WRITTEN INSTRUCTION:
Transcribe the entries below exactly.

RECORDS TO PROCESS:
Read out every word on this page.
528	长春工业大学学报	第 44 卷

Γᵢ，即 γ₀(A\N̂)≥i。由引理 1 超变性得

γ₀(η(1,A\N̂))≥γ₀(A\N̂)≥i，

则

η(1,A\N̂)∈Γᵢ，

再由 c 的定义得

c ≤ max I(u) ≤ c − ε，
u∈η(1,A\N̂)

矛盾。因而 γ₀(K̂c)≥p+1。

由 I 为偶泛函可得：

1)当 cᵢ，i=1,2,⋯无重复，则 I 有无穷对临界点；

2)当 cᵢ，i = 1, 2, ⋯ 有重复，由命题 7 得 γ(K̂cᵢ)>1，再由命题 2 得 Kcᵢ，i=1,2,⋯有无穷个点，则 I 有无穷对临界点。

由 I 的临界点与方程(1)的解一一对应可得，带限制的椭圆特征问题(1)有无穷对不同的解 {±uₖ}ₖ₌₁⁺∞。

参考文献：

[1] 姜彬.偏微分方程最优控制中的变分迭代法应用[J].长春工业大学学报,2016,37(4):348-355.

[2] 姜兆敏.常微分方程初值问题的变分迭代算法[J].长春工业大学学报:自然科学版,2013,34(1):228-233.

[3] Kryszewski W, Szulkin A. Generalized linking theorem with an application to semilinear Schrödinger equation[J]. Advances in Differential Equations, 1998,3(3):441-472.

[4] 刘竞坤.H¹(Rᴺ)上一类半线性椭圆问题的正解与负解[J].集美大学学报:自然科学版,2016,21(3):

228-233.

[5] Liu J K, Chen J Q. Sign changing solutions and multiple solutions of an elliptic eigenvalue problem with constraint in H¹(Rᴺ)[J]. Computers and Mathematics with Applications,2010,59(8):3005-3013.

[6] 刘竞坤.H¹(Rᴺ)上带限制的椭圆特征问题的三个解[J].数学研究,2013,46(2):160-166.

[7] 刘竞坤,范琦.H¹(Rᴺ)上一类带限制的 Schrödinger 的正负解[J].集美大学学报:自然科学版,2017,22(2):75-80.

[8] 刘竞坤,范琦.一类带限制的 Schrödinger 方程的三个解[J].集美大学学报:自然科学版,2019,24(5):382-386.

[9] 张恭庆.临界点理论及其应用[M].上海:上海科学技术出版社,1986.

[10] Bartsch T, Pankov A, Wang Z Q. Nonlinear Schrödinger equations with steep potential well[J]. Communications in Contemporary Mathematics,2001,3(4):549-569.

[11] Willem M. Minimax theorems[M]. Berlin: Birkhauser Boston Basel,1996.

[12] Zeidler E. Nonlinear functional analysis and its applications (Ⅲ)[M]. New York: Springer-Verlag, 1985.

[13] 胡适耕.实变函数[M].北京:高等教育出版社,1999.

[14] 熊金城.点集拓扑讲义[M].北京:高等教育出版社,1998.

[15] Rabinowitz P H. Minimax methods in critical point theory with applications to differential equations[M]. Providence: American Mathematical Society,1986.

CORRECT RESULT:
Read out every word on this page.
528	长春工业大学学报	第 44 卷

Γᵢ，即 γ₀(A\N̂)≥i。由引理 1 超变性得

γ₀(η(1,A\N̂))≥γ₀(A\N̂)≥i，

则

η(1,A\N̂)∈Γᵢ，

再由 c 的定义得

c ≤ max I(u) ≤ c − ε，
u∈η(1,A\N̂)

矛盾。因而 γ₀(K̂c)≥p+1。

由 I 为偶泛函可得：

1)当 cᵢ，i=1,2,⋯无重复，则 I 有无穷对临界点；

2)当 cᵢ，i = 1, 2, ⋯ 有重复，由命题 7 得 γ(K̂cᵢ)>1，再由命题 2 得 Kcᵢ，i=1,2,⋯有无穷个点，则 I 有无穷对临界点。

由 I 的临界点与方程(1)的解一一对应可得，带限制的椭圆特征问题(1)有无穷对不同的解 {±uₖ}ₖ₌₁⁺∞。

参考文献：

[1] 姜彬.偏微分方程最优控制中的变分迭代法应用[J].长春工业大学学报,2016,37(4):348-355.

[2] 姜兆敏.常微分方程初值问题的变分迭代算法[J].长春工业大学学报:自然科学版,2013,34(1):228-233.

[3] Kryszewski W, Szulkin A. Generalized linking theorem with an application to semilinear Schrödinger equation[J]. Advances in Differential Equations, 1998,3(3):441-472.

[4] 刘竞坤.H¹(Rᴺ)上一类半线性椭圆问题的正解与负解[J].集美大学学报:自然科学版,2016,21(3):

228-233.

[5] Liu J K, Chen J Q. Sign changing solutions and multiple solutions of an elliptic eigenvalue problem with constraint in H¹(Rᴺ)[J]. Computers and Mathematics with Applications,2010,59(8):3005-3013.

[6] 刘竞坤.H¹(Rᴺ)上带限制的椭圆特征问题的三个解[J].数学研究,2013,46(2):160-166.

[7] 刘竞坤,范琦.H¹(Rᴺ)上一类带限制的 Schrödinger 的正负解[J].集美大学学报:自然科学版,2017,22(2):75-80.

[8] 刘竞坤,范琦.一类带限制的 Schrödinger 方程的三个解[J].集美大学学报:自然科学版,2019,24(5):382-386.

[9] 张恭庆.临界点理论及其应用[M].上海:上海科学技术出版社,1986.

[10] Bartsch T, Pankov A, Wang Z Q. Nonlinear Schrödinger equations with steep potential well[J]. Communications in Contemporary Mathematics,2001,3(4):549-569.

[11] Willem M. Minimax theorems[M]. Berlin: Birkhauser Boston Basel,1996.

[12] Zeidler E. Nonlinear functional analysis and its applications (Ⅲ)[M]. New York: Springer-Verlag, 1985.

[13] 胡适耕.实变函数[M].北京:高等教育出版社,1999.

[14] 熊金城.点集拓扑讲义[M].北京:高等教育出版社,1998.

[15] Rabinowitz P H. Minimax methods in critical point theory with applications to differential equations[M]. Providence: American Mathematical Society,1986.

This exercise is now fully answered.